◆ **Your goal**
In the material below, the lines containing the word "Выполнение" are required; copy each of them.

>> START Working data

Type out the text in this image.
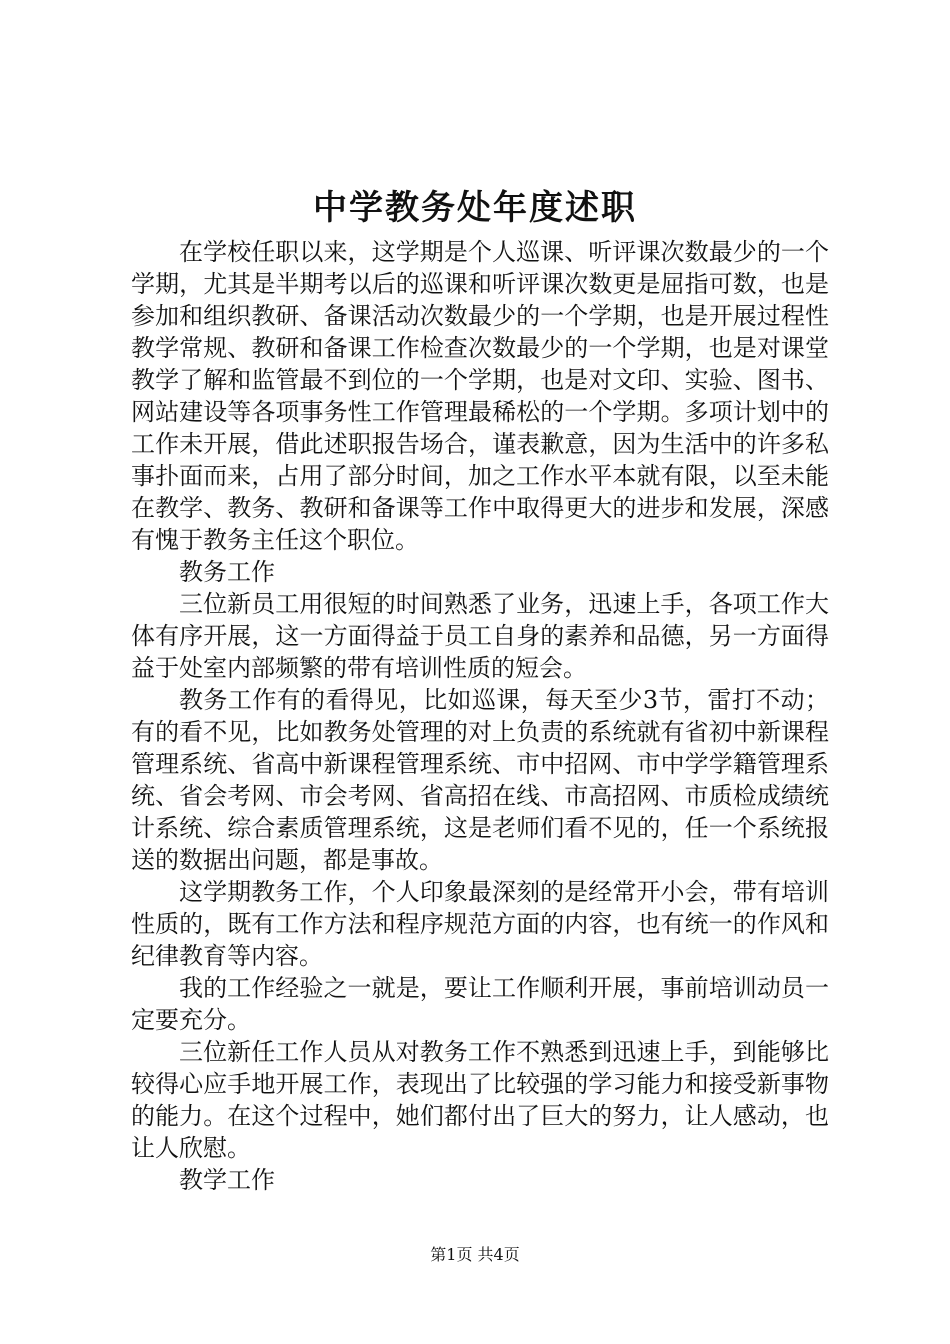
中学教务处年度述职

在学校任职以来，这学期是个人巡课、听评课次数最少的一个学期，尤其是半期考以后的巡课和听评课次数更是屈指可数，也是参加和组织教研、备课活动次数最少的一个学期，也是开展过程性教学常规、教研和备课工作检查次数最少的一个学期，也是对课堂教学了解和监管最不到位的一个学期，也是对文印、实验、图书、网站建设等各项事务性工作管理最稀松的一个学期。多项计划中的工作未开展，借此述职报告场合，谨表歉意，因为生活中的许多私事扑面而来，占用了部分时间，加之工作水平本就有限，以至未能在教学、教务、教研和备课等工作中取得更大的进步和发展，深感有愧于教务主任这个职位。

教务工作

三位新员工用很短的时间熟悉了业务，迅速上手，各项工作大体有序开展，这一方面得益于员工自身的素养和品德，另一方面得益于处室内部频繁的带有培训性质的短会。

教务工作有的看得见，比如巡课，每天至少3节，雷打不动；有的看不见，比如教务处管理的对上负责的系统就有省初中新课程管理系统、省高中新课程管理系统、市中招网、市中学学籍管理系统、省会考网、市会考网、省高招在线、市高招网、市质检成绩统计系统、综合素质管理系统，这是老师们看不见的，任一个系统报送的数据出问题，都是事故。

这学期教务工作，个人印象最深刻的是经常开小会，带有培训性质的，既有工作方法和程序规范方面的内容，也有统一的作风和纪律教育等内容。

我的工作经验之一就是，要让工作顺利开展，事前培训动员一定要充分。

三位新任工作人员从对教务工作不熟悉到迅速上手，到能够比较得心应手地开展工作，表现出了比较强的学习能力和接受新事物的能力。在这个过程中，她们都付出了巨大的努力，让人感动，也让人欣慰。

教学工作

第1页 共4页
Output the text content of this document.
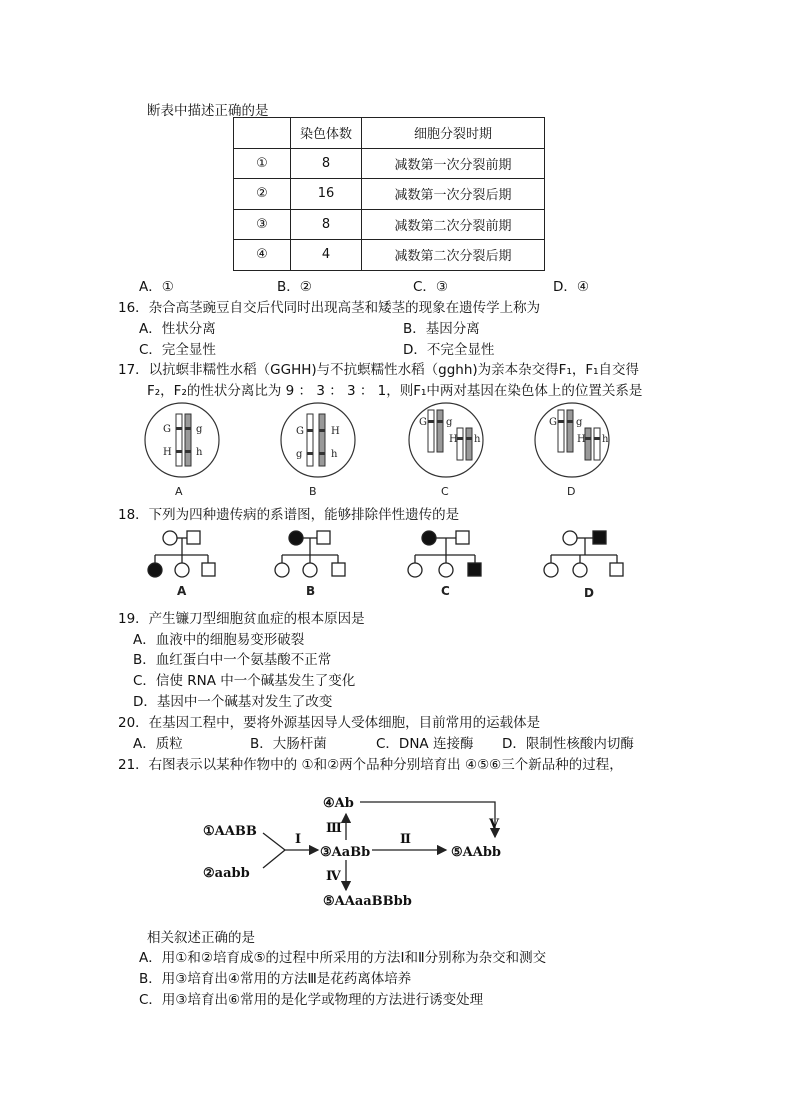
断表中描述正确的是
	染色体数	细胞分裂时期
①	8	减数第一次分裂前期
②	16	减数第一次分裂后期
③	8	减数第二次分裂前期
④	4	减数第二次分裂后期
A．①	B．②	C．③	D．④
16．杂合高茎豌豆自交后代同时出现高茎和矮茎的现象在遗传学上称为
A．性状分离	B．基因分离
C．完全显性	D．不完全显性
17．以抗螟非糯性水稻（GGHH)与不抗螟糯性水稻（gghh)为亲本杂交得F₁，F₁自交得
F₂，F₂的性状分离比为 9 ： 3 ： 3 ： 1，则F₁中两对基因在染色体上的位置关系是
G	g
H h
G	H
g	h
G g
H h
G g
H h
A	B	C	D
18．下列为四种遗传病的系谱图，能够排除伴性遗传的是
A	B	C	D
19．产生镰刀型细胞贫血症的根本原因是
A．血液中的细胞易变形破裂
B．血红蛋白中一个氨基酸不正常
C．信使 RNA 中一个碱基发生了变化
D．基因中一个碱基对发生了改变
20．在基因工程中，要将外源基因导人受体细胞，目前常用的运载体是
A．质粒	B．大肠杆菌	C．DNA 连接酶 D．限制性核酸内切酶
21．右图表示以某种作物中的 ①和②两个品种分别培育出 ④⑤⑥三个新品种的过程，
④Ab
①AABB
②aabb
③AaBb	⑤AAbb
⑤AAaaBBbb
Ⅰ	Ⅱ
Ⅲ
Ⅳ
Ⅴ
相关叙述正确的是
A．用①和②培育成⑤的过程中所采用的方法Ⅰ和Ⅱ分别称为杂交和测交
B．用③培育出④常用的方法Ⅲ是花药离体培养
C．用③培育出⑥常用的是化学或物理的方法进行诱变处理
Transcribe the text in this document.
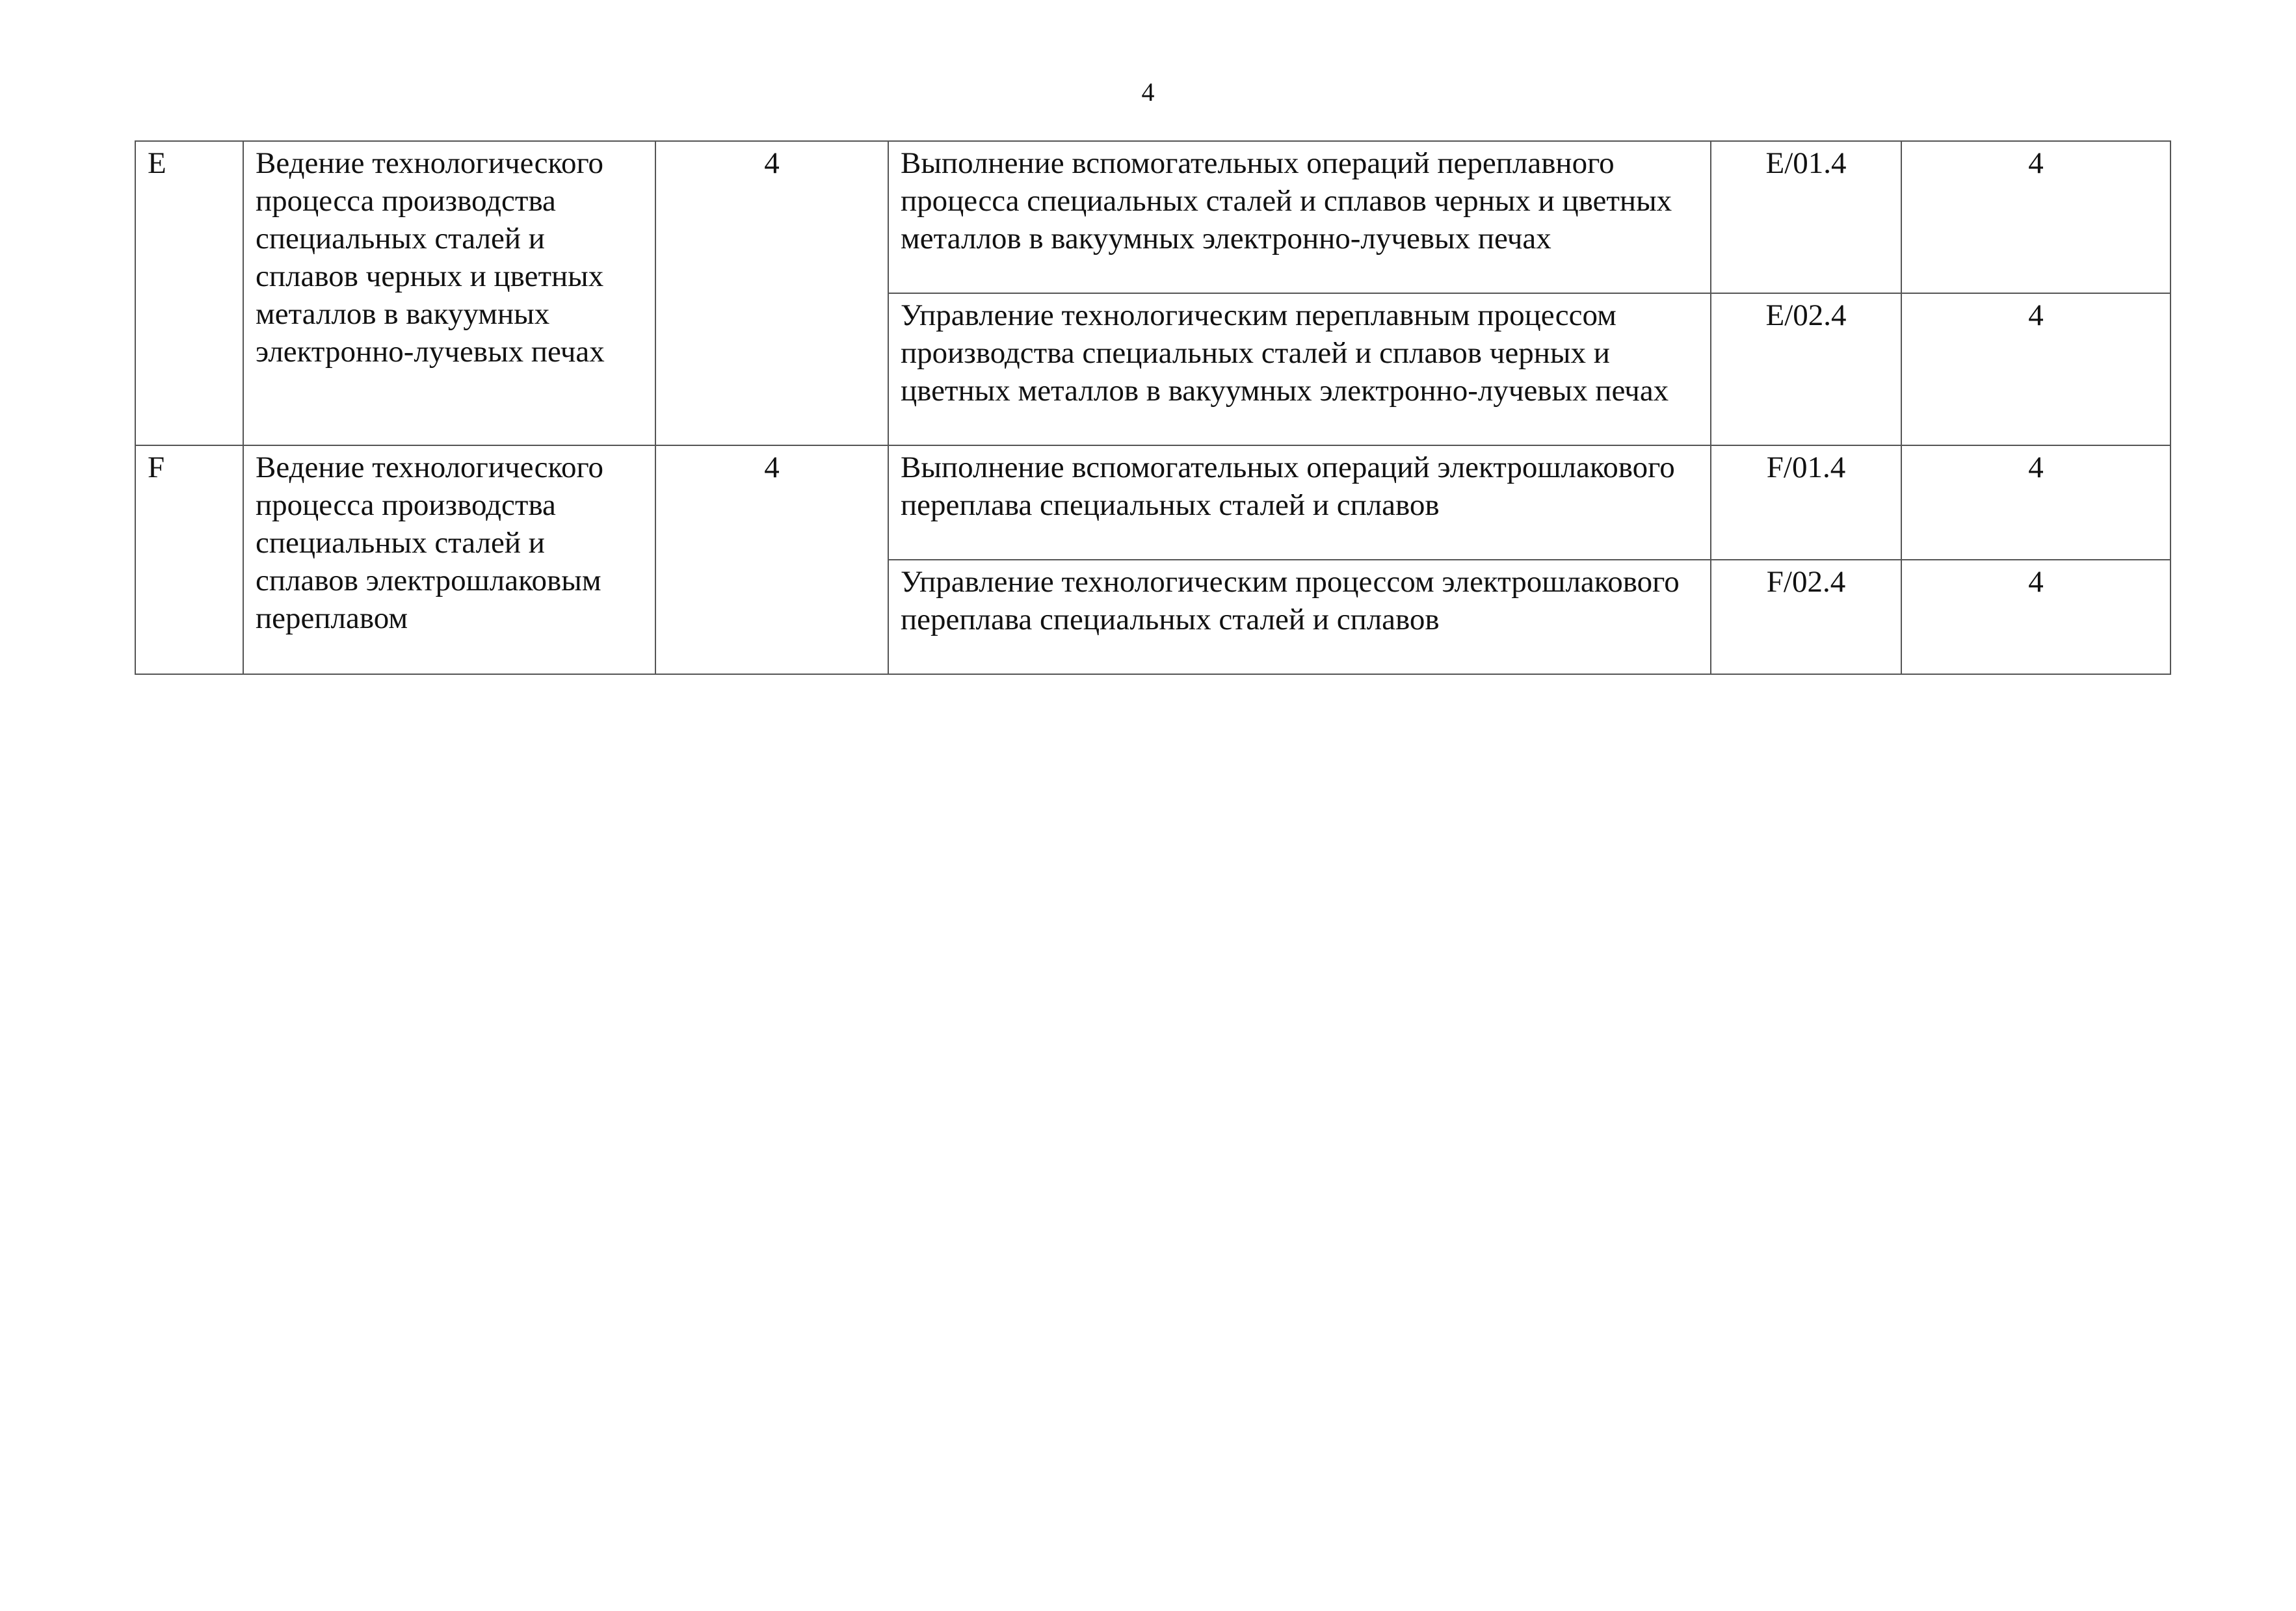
4
E	Ведение технологического процесса производства специальных сталей и сплавов черных и цветных металлов в вакуумных электронно-лучевых печах	4	Выполнение вспомогательных операций переплавного процесса специальных сталей и сплавов черных и цветных металлов в вакуумных электронно-лучевых печах	E/01.4	4
			Управление технологическим переплавным процессом производства специальных сталей и сплавов черных и цветных металлов в вакуумных электронно-лучевых печах	E/02.4	4
F	Ведение технологического процесса производства специальных сталей и сплавов электрошлаковым переплавом	4	Выполнение вспомогательных операций электрошлакового переплава специальных сталей и сплавов	F/01.4	4
			Управление технологическим процессом электрошлакового переплава специальных сталей и сплавов	F/02.4	4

>> END Working data

◆ **Finished exercise**
E	Ведение технологического процесса производства специальных сталей и сплавов черных и цветных металлов в вакуумных электронно-лучевых печах	4	Выполнение вспомогательных операций переплавного процесса специальных сталей и сплавов черных и цветных металлов в вакуумных электронно-лучевых печах	E/01.4	4
F	Ведение технологического процесса производства специальных сталей и сплавов электрошлаковым переплавом	4	Выполнение вспомогательных операций электрошлакового переплава специальных сталей и сплавов	F/01.4	4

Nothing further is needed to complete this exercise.